Start
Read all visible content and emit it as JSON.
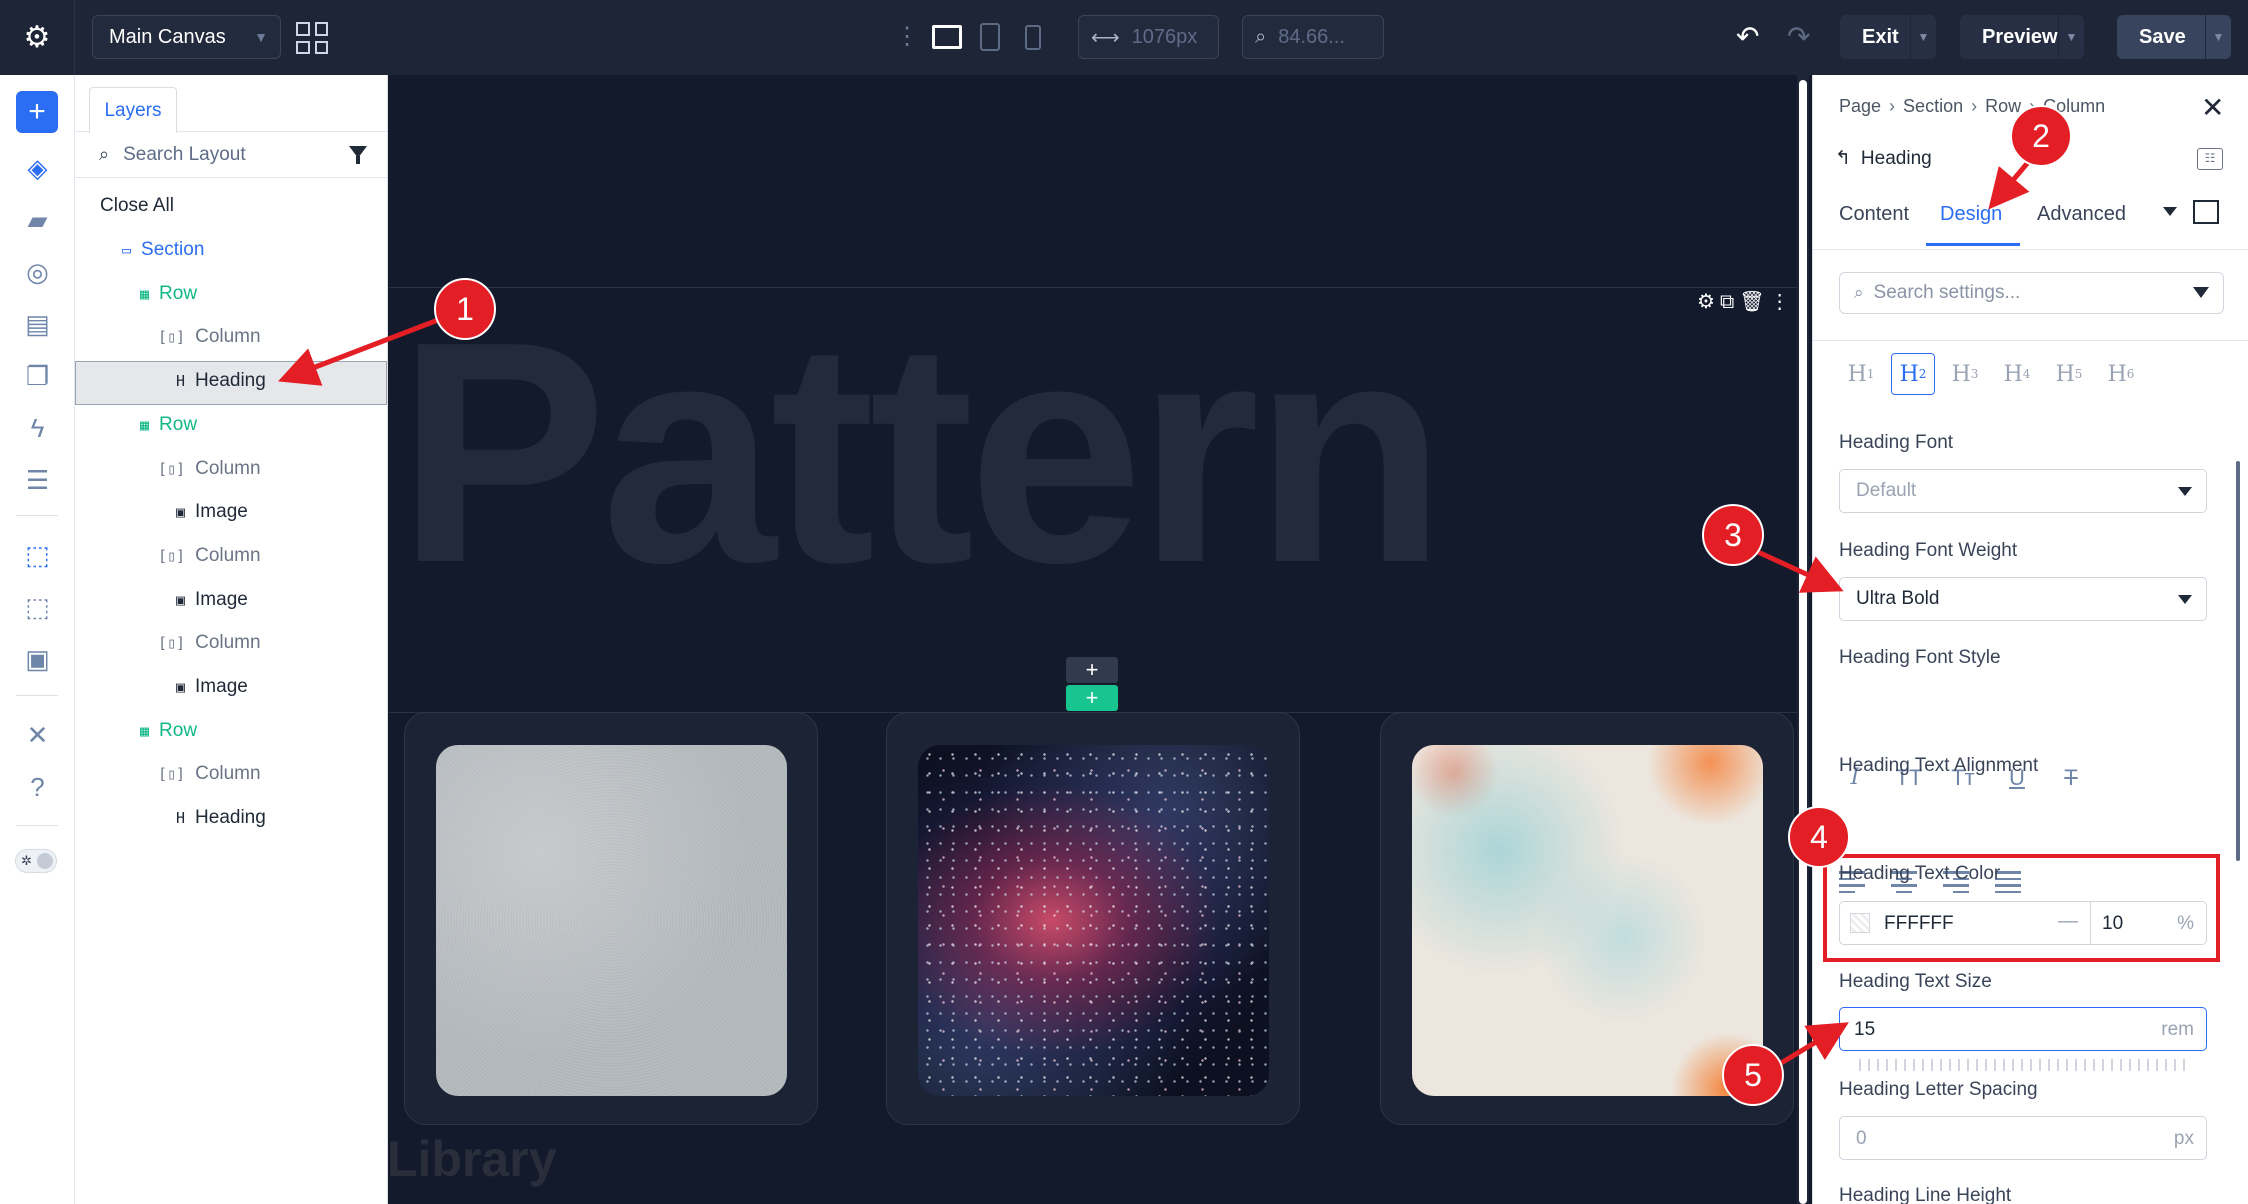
{
  "topbar": {
    "canvas_label": "Main Canvas",
    "width_value": "1076px",
    "zoom_value": "84.66...",
    "exit_label": "Exit",
    "preview_label": "Preview",
    "save_label": "Save"
  },
  "layers": {
    "tab_label": "Layers",
    "search_placeholder": "Search Layout",
    "close_all": "Close All",
    "tree": [
      {
        "label": "Section",
        "kind": "section",
        "indent": 1
      },
      {
        "label": "Row",
        "kind": "row",
        "indent": 2
      },
      {
        "label": "Column",
        "kind": "column",
        "indent": 3
      },
      {
        "label": "Heading",
        "kind": "heading",
        "indent": 4,
        "selected": true
      },
      {
        "label": "Row",
        "kind": "row",
        "indent": 2
      },
      {
        "label": "Column",
        "kind": "column",
        "indent": 3
      },
      {
        "label": "Image",
        "kind": "image",
        "indent": 4
      },
      {
        "label": "Column",
        "kind": "column",
        "indent": 3
      },
      {
        "label": "Image",
        "kind": "image",
        "indent": 4
      },
      {
        "label": "Column",
        "kind": "column",
        "indent": 3
      },
      {
        "label": "Image",
        "kind": "image",
        "indent": 4
      },
      {
        "label": "Row",
        "kind": "row",
        "indent": 2
      },
      {
        "label": "Column",
        "kind": "column",
        "indent": 3
      },
      {
        "label": "Heading",
        "kind": "heading",
        "indent": 4
      }
    ]
  },
  "canvas": {
    "heading_text": "Pattern",
    "footer_heading": "Library"
  },
  "settings": {
    "breadcrumb": [
      "Page",
      "Section",
      "Row",
      "Column"
    ],
    "module_title": "Heading",
    "tabs": [
      "Content",
      "Design",
      "Advanced"
    ],
    "active_tab": "Design",
    "search_placeholder": "Search settings...",
    "heading_levels": [
      "H1",
      "H2",
      "H3",
      "H4",
      "H5",
      "H6"
    ],
    "active_level": "H2",
    "heading_font_label": "Heading Font",
    "heading_font_value": "Default",
    "font_weight_label": "Heading Font Weight",
    "font_weight_value": "Ultra Bold",
    "font_style_label": "Heading Font Style",
    "text_alignment_label": "Heading Text Alignment",
    "text_color_label": "Heading Text Color",
    "text_color_hex": "FFFFFF",
    "text_color_opacity": "10",
    "text_color_unit": "%",
    "text_size_label": "Heading Text Size",
    "text_size_value": "15",
    "text_size_unit": "rem",
    "letter_spacing_label": "Heading Letter Spacing",
    "letter_spacing_placeholder": "0",
    "letter_spacing_unit": "px",
    "line_height_label": "Heading Line Height"
  },
  "annotations": [
    "1",
    "2",
    "3",
    "4",
    "5"
  ],
  "colors": {
    "accent": "#2b6ef3",
    "row_green": "#11b886",
    "annotation_red": "#e31e24",
    "canvas_bg": "#121a2c"
  }
}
End
Copy out each line exactly, without the pictures.

* TASK SOLUTION:
Read all visible content and emit it as JSON.
{
  "topbar": {
    "canvas_label": "Main Canvas",
    "width_value": "1076px",
    "zoom_value": "84.66...",
    "exit_label": "Exit",
    "preview_label": "Preview",
    "save_label": "Save"
  },
  "layers": {
    "tab_label": "Layers",
    "search_placeholder": "Search Layout",
    "close_all": "Close All",
    "tree": [
      {
        "label": "Section",
        "kind": "section",
        "indent": 1
      },
      {
        "label": "Row",
        "kind": "row",
        "indent": 2
      },
      {
        "label": "Column",
        "kind": "column",
        "indent": 3
      },
      {
        "label": "Heading",
        "kind": "heading",
        "indent": 4,
        "selected": true
      },
      {
        "label": "Row",
        "kind": "row",
        "indent": 2
      },
      {
        "label": "Column",
        "kind": "column",
        "indent": 3
      },
      {
        "label": "Image",
        "kind": "image",
        "indent": 4
      },
      {
        "label": "Column",
        "kind": "column",
        "indent": 3
      },
      {
        "label": "Image",
        "kind": "image",
        "indent": 4
      },
      {
        "label": "Column",
        "kind": "column",
        "indent": 3
      },
      {
        "label": "Image",
        "kind": "image",
        "indent": 4
      },
      {
        "label": "Row",
        "kind": "row",
        "indent": 2
      },
      {
        "label": "Column",
        "kind": "column",
        "indent": 3
      },
      {
        "label": "Heading",
        "kind": "heading",
        "indent": 4
      }
    ]
  },
  "canvas": {
    "heading_text": "Pattern",
    "footer_heading": "Library"
  },
  "settings": {
    "breadcrumb": [
      "Page",
      "Section",
      "Row",
      "Column"
    ],
    "module_title": "Heading",
    "tabs": [
      "Content",
      "Design",
      "Advanced"
    ],
    "active_tab": "Design",
    "search_placeholder": "Search settings...",
    "heading_levels": [
      "H1",
      "H2",
      "H3",
      "H4",
      "H5",
      "H6"
    ],
    "active_level": "H2",
    "heading_font_label": "Heading Font",
    "heading_font_value": "Default",
    "font_weight_label": "Heading Font Weight",
    "font_weight_value": "Ultra Bold",
    "font_style_label": "Heading Font Style",
    "text_alignment_label": "Heading Text Alignment",
    "text_color_label": "Heading Text Color",
    "text_color_hex": "FFFFFF",
    "text_color_opacity": "10",
    "text_color_unit": "%",
    "text_size_label": "Heading Text Size",
    "text_size_value": "15",
    "text_size_unit": "rem",
    "letter_spacing_label": "Heading Letter Spacing",
    "letter_spacing_placeholder": "0",
    "letter_spacing_unit": "px",
    "line_height_label": "Heading Line Height"
  },
  "annotations": [
    "1",
    "2",
    "3",
    "4",
    "5"
  ],
  "colors": {
    "accent": "#2b6ef3",
    "row_green": "#11b886",
    "annotation_red": "#e31e24",
    "canvas_bg": "#121a2c"
  }
}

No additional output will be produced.